**Data records:**
- - -

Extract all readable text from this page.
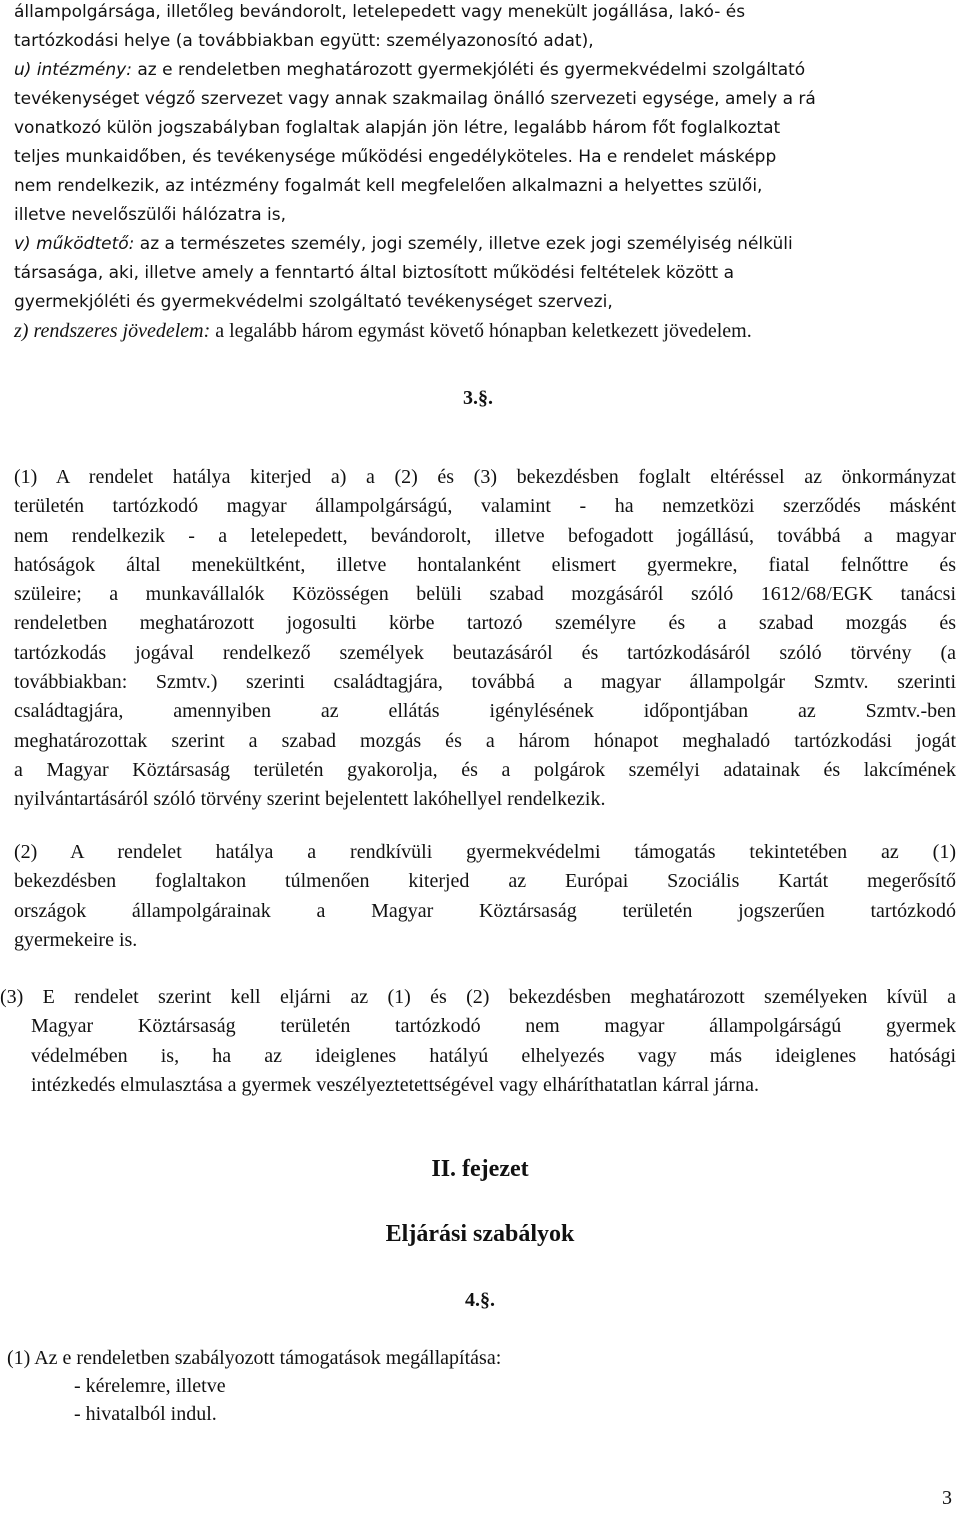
állampolgársága, illetőleg bevándorolt, letelepedett vagy menekült jogállása, lakó- és
tartózkodási helye (a továbbiakban együtt: személyazonosító adat),
u) intézmény: az e rendeletben meghatározott gyermekjóléti és gyermekvédelmi szolgáltató
tevékenységet végző szervezet vagy annak szakmailag önálló szervezeti egysége, amely a rá
vonatkozó külön jogszabályban foglaltak alapján jön létre, legalább három főt foglalkoztat
teljes munkaidőben, és tevékenysége működési engedélyköteles. Ha e rendelet másképp
nem rendelkezik, az intézmény fogalmát kell megfelelően alkalmazni a helyettes szülői,
illetve nevelőszülői hálózatra is,
v) működtető: az a természetes személy, jogi személy, illetve ezek jogi személyiség nélküli
társasága, aki, illetve amely a fenntartó által biztosított működési feltételek között a
gyermekjóléti és gyermekvédelmi szolgáltató tevékenységet szervezi,
z) rendszeres jövedelem: a legalább három egymást követő hónapban keletkezett jövedelem.
3.§.
(1) A rendelet hatálya kiterjed a) a (2) és (3) bekezdésben foglalt eltéréssel az önkormányzat
területén tartózkodó magyar állampolgárságú, valamint - ha nemzetközi szerződés másként
nem rendelkezik - a letelepedett, bevándorolt, illetve befogadott jogállású, továbbá a magyar
hatóságok által menekültként, illetve hontalanként elismert gyermekre, fiatal felnőttre és
szüleire; a munkavállalók Közösségen belüli szabad mozgásáról szóló 1612/68/EGK tanácsi
rendeletben meghatározott jogosulti körbe tartozó személyre és a szabad mozgás és
tartózkodás jogával rendelkező személyek beutazásáról és tartózkodásáról szóló törvény (a
továbbiakban: Szmtv.) szerinti családtagjára, továbbá a magyar állampolgár Szmtv. szerinti
családtagjára, amennyiben az ellátás igénylésének időpontjában az Szmtv.-ben
meghatározottak szerint a szabad mozgás és a három hónapot meghaladó tartózkodási jogát
a Magyar Köztársaság területén gyakorolja, és a polgárok személyi adatainak és lakcímének
nyilvántartásáról szóló törvény szerint bejelentett lakóhellyel rendelkezik.
(2) A rendelet hatálya a rendkívüli gyermekvédelmi támogatás tekintetében az (1)
bekezdésben foglaltakon túlmenően kiterjed az Európai Szociális Kartát megerősítő
országok állampolgárainak a Magyar Köztársaság területén jogszerűen tartózkodó
gyermekeire is.
(3) E rendelet szerint kell eljárni az (1) és (2) bekezdésben meghatározott személyeken kívül a
Magyar Köztársaság területén tartózkodó nem magyar állampolgárságú gyermek
védelmében is, ha az ideiglenes hatályú elhelyezés vagy más ideiglenes hatósági
intézkedés elmulasztása a gyermek veszélyeztetettségével vagy elháríthatatlan kárral járna.
II. fejezet
Eljárási szabályok
4.§.
(1) Az e rendeletben szabályozott támogatások megállapítása:
- kérelemre, illetve
- hivatalból indul.
3
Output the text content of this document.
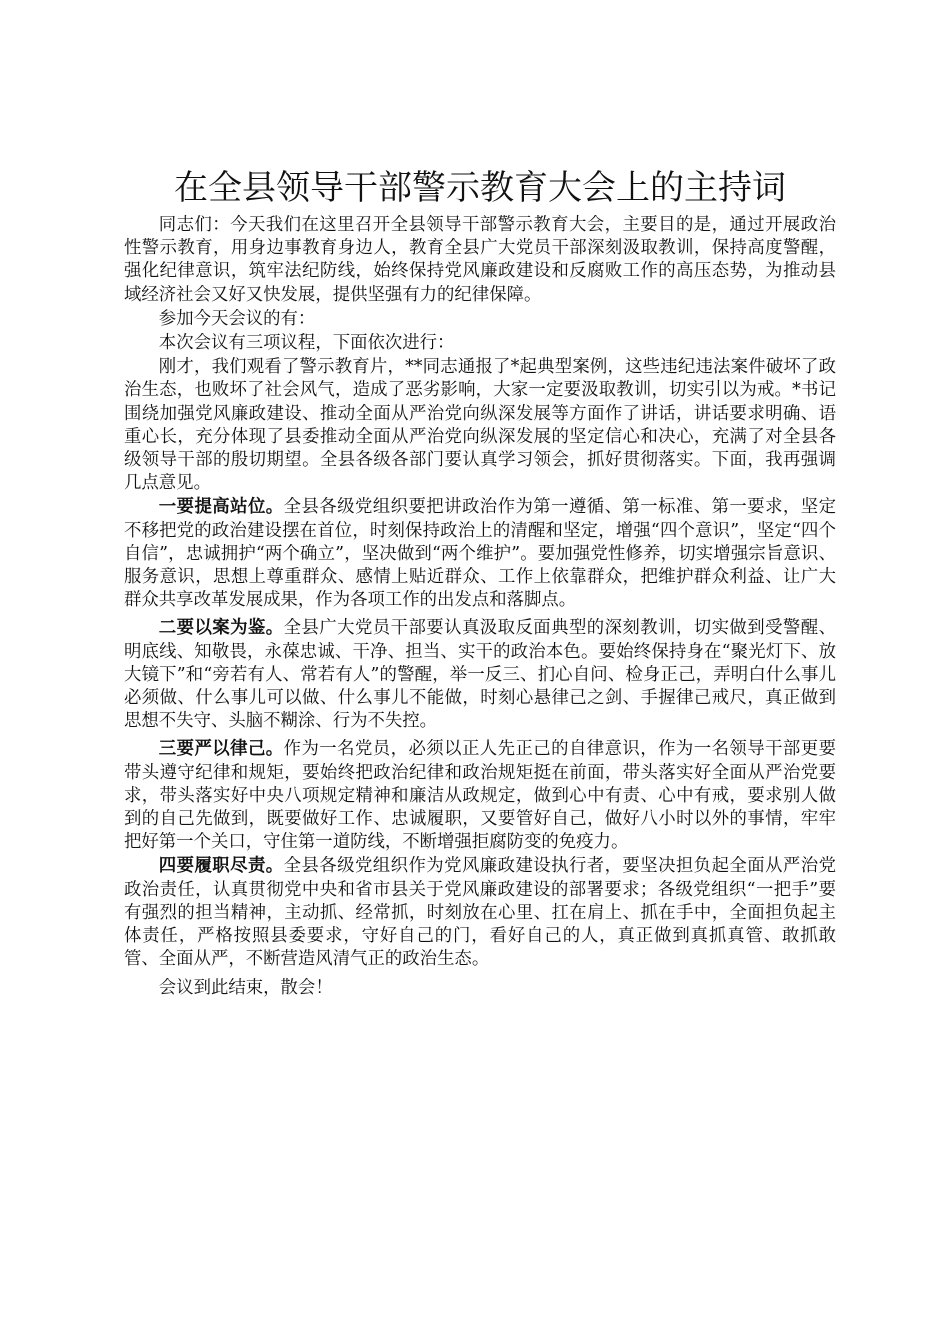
在全县领导干部警示教育大会上的主持词

同志们：今天我们在这里召开全县领导干部警示教育大会，主要目的是，通过开展政治性警示教育，用身边事教育身边人，教育全县广大党员干部深刻汲取教训，保持高度警醒，强化纪律意识，筑牢法纪防线，始终保持党风廉政建设和反腐败工作的高压态势，为推动县域经济社会又好又快发展，提供坚强有力的纪律保障。

参加今天会议的有：

本次会议有三项议程，下面依次进行：

刚才，我们观看了警示教育片，**同志通报了*起典型案例，这些违纪违法案件破坏了政治生态，也败坏了社会风气，造成了恶劣影响，大家一定要汲取教训，切实引以为戒。*书记围绕加强党风廉政建设、推动全面从严治党向纵深发展等方面作了讲话，讲话要求明确、语重心长，充分体现了县委推动全面从严治党向纵深发展的坚定信心和决心，充满了对全县各级领导干部的殷切期望。全县各级各部门要认真学习领会，抓好贯彻落实。下面，我再强调几点意见。

一要提高站位。全县各级党组织要把讲政治作为第一遵循、第一标准、第一要求，坚定不移把党的政治建设摆在首位，时刻保持政治上的清醒和坚定，增强“四个意识”，坚定“四个自信”，忠诚拥护“两个确立”，坚决做到“两个维护”。要加强党性修养，切实增强宗旨意识、服务意识，思想上尊重群众、感情上贴近群众、工作上依靠群众，把维护群众利益、让广大群众共享改革发展成果，作为各项工作的出发点和落脚点。

二要以案为鉴。全县广大党员干部要认真汲取反面典型的深刻教训，切实做到受警醒、明底线、知敬畏，永葆忠诚、干净、担当、实干的政治本色。要始终保持身在“聚光灯下、放大镜下”和“旁若有人、常若有人”的警醒，举一反三、扪心自问、检身正己，弄明白什么事儿必须做、什么事儿可以做、什么事儿不能做，时刻心悬律己之剑、手握律己戒尺，真正做到思想不失守、头脑不糊涂、行为不失控。

三要严以律己。作为一名党员，必须以正人先正己的自律意识，作为一名领导干部更要带头遵守纪律和规矩，要始终把政治纪律和政治规矩挺在前面，带头落实好全面从严治党要求，带头落实好中央八项规定精神和廉洁从政规定，做到心中有责、心中有戒，要求别人做到的自己先做到，既要做好工作、忠诚履职，又要管好自己，做好八小时以外的事情，牢牢把好第一个关口，守住第一道防线，不断增强拒腐防变的免疫力。

四要履职尽责。全县各级党组织作为党风廉政建设执行者，要坚决担负起全面从严治党政治责任，认真贯彻党中央和省市县关于党风廉政建设的部署要求；各级党组织“一把手”要有强烈的担当精神，主动抓、经常抓，时刻放在心里、扛在肩上、抓在手中，全面担负起主体责任，严格按照县委要求，守好自己的门，看好自己的人，真正做到真抓真管、敢抓敢管、全面从严，不断营造风清气正的政治生态。

会议到此结束，散会！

- - -

**Stated exercise:** Copy each line of the data above that holds "családtagjára".

**Task response:**
továbbiakban: Szmtv.) szerinti családtagjára, továbbá a magyar állampolgár Szmtv. szerinti
családtagjára, amennyiben az ellátás igénylésének időpontjában az Szmtv.-ben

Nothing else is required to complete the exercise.